■ Task to carry out
Copy, from the entries below, each line where the word "RMSSD" can be found.

■ Material for this task
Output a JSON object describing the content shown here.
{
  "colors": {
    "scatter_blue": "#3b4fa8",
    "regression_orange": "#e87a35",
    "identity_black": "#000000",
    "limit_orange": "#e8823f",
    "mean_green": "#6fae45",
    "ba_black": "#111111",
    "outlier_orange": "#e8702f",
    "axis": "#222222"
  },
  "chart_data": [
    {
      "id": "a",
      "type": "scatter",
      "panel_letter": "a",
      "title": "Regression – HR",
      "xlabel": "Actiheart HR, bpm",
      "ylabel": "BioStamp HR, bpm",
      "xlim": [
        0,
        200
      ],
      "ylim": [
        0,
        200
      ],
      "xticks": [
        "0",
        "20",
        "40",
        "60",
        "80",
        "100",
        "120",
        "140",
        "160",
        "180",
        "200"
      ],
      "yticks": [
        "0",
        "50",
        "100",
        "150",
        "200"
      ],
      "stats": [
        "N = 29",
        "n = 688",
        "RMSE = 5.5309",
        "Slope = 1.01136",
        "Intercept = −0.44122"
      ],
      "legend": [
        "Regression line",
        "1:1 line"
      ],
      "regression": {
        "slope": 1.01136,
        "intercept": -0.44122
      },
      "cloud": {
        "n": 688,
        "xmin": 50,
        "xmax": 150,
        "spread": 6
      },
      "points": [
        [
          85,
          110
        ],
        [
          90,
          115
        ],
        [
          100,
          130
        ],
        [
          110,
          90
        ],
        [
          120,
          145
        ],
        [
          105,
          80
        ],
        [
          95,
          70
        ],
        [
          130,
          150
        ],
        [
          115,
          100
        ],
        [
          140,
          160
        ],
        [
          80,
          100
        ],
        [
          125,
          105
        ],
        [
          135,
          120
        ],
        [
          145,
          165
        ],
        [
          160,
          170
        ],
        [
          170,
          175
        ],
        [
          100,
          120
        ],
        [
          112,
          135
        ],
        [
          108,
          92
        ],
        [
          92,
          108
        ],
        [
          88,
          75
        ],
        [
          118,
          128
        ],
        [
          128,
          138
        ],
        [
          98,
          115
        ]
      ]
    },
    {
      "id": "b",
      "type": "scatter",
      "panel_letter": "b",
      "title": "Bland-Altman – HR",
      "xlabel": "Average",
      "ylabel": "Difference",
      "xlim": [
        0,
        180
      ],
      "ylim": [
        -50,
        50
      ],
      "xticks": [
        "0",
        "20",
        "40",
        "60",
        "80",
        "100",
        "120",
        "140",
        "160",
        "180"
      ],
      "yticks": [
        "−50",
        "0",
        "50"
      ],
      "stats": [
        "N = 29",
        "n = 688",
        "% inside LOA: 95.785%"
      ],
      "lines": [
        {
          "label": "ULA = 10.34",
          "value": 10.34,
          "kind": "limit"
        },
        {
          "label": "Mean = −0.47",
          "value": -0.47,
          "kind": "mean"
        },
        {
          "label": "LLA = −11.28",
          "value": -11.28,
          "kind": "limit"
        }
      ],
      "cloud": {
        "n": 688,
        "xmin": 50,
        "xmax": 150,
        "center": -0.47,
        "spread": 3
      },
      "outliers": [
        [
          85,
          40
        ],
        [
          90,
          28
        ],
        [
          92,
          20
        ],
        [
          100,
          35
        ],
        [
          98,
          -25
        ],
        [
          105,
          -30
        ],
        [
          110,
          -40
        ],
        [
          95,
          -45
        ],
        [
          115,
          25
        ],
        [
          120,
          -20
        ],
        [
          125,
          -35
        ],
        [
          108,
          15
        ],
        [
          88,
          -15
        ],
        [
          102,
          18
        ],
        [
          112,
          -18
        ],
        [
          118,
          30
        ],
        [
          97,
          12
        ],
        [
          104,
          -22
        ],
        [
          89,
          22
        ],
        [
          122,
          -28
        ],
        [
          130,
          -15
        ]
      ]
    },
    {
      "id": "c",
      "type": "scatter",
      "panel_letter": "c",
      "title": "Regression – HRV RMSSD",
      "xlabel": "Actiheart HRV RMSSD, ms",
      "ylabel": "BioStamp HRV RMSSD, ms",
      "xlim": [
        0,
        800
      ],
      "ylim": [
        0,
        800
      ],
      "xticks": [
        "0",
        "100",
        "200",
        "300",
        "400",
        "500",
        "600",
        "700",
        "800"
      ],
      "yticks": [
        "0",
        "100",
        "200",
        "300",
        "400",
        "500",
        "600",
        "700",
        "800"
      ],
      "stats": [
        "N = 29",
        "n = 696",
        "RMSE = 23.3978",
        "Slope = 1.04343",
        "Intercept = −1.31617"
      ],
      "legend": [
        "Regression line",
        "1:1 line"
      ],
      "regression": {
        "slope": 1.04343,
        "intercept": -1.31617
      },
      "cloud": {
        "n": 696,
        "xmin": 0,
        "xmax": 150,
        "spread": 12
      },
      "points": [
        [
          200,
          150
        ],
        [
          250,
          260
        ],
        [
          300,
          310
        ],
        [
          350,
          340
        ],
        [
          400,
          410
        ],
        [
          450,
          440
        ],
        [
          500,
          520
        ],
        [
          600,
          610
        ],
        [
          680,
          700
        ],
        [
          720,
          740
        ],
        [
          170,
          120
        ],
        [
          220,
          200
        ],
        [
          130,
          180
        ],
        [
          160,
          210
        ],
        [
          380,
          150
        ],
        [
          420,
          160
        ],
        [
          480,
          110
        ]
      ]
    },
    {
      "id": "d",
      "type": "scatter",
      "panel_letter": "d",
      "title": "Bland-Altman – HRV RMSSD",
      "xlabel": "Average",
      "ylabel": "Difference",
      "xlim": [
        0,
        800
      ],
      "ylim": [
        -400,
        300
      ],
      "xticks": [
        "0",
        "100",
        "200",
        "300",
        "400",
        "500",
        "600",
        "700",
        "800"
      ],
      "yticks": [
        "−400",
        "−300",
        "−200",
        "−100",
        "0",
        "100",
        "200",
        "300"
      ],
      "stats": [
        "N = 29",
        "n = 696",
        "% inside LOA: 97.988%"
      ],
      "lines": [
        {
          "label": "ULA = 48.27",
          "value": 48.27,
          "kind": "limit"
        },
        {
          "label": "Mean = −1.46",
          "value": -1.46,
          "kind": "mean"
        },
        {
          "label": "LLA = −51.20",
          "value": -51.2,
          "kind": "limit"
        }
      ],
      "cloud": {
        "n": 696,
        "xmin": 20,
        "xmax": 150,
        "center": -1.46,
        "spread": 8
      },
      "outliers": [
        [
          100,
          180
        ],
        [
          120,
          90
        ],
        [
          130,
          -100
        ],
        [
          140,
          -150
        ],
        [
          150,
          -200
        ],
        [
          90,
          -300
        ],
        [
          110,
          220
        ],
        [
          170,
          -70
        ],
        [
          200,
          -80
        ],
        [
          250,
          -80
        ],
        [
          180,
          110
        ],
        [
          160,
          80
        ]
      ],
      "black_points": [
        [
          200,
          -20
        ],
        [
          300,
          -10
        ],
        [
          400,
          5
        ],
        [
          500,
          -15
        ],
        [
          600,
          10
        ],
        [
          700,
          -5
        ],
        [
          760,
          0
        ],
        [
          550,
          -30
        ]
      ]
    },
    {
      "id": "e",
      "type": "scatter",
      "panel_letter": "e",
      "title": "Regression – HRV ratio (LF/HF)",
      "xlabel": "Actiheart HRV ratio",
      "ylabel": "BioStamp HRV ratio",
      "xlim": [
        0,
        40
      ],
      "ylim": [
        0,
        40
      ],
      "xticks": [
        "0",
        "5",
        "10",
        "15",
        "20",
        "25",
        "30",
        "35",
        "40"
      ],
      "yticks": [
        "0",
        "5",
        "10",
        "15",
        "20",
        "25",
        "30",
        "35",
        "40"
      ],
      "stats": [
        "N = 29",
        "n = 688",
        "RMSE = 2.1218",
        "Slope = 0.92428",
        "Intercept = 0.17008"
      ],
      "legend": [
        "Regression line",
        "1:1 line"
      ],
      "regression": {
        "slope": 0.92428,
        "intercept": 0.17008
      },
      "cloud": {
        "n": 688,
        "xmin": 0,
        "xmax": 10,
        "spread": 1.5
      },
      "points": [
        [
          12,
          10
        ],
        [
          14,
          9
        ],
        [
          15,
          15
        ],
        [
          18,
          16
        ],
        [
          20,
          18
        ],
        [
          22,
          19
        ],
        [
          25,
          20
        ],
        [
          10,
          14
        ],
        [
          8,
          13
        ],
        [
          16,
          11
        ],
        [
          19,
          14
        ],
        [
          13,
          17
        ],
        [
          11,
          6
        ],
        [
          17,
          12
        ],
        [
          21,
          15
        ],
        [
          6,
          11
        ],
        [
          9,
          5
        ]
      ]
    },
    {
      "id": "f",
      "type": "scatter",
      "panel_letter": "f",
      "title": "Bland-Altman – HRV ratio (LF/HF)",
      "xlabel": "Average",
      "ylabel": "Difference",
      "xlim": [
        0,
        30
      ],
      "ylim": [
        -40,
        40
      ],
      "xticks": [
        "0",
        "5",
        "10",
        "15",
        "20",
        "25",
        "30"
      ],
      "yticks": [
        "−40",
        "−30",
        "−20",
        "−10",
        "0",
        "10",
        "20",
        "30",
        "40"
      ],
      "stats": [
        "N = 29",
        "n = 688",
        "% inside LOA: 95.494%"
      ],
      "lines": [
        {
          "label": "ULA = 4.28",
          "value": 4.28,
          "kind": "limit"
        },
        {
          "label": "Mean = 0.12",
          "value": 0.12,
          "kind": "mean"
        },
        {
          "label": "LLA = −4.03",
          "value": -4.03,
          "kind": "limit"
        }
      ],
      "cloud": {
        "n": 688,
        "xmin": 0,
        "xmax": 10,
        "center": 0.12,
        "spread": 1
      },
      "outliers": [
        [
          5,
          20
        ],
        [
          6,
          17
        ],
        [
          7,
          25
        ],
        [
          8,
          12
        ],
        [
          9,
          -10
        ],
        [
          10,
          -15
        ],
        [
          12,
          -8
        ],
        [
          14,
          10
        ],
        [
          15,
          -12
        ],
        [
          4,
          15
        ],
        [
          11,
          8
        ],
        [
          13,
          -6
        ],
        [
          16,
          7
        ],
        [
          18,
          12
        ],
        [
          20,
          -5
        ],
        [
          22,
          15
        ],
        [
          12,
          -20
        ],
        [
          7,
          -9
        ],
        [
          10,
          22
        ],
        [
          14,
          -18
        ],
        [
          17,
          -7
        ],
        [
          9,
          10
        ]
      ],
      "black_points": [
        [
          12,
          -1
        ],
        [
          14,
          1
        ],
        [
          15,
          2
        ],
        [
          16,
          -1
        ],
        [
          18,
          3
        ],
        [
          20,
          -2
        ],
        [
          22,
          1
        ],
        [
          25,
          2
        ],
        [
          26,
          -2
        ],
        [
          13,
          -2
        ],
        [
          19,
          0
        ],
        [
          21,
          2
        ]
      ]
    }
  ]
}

■ Problem solution
      "title": "Regression – HRV RMSSD",
      "xlabel": "Actiheart HRV RMSSD, ms",
      "ylabel": "BioStamp HRV RMSSD, ms",
      "title": "Bland-Altman – HRV RMSSD",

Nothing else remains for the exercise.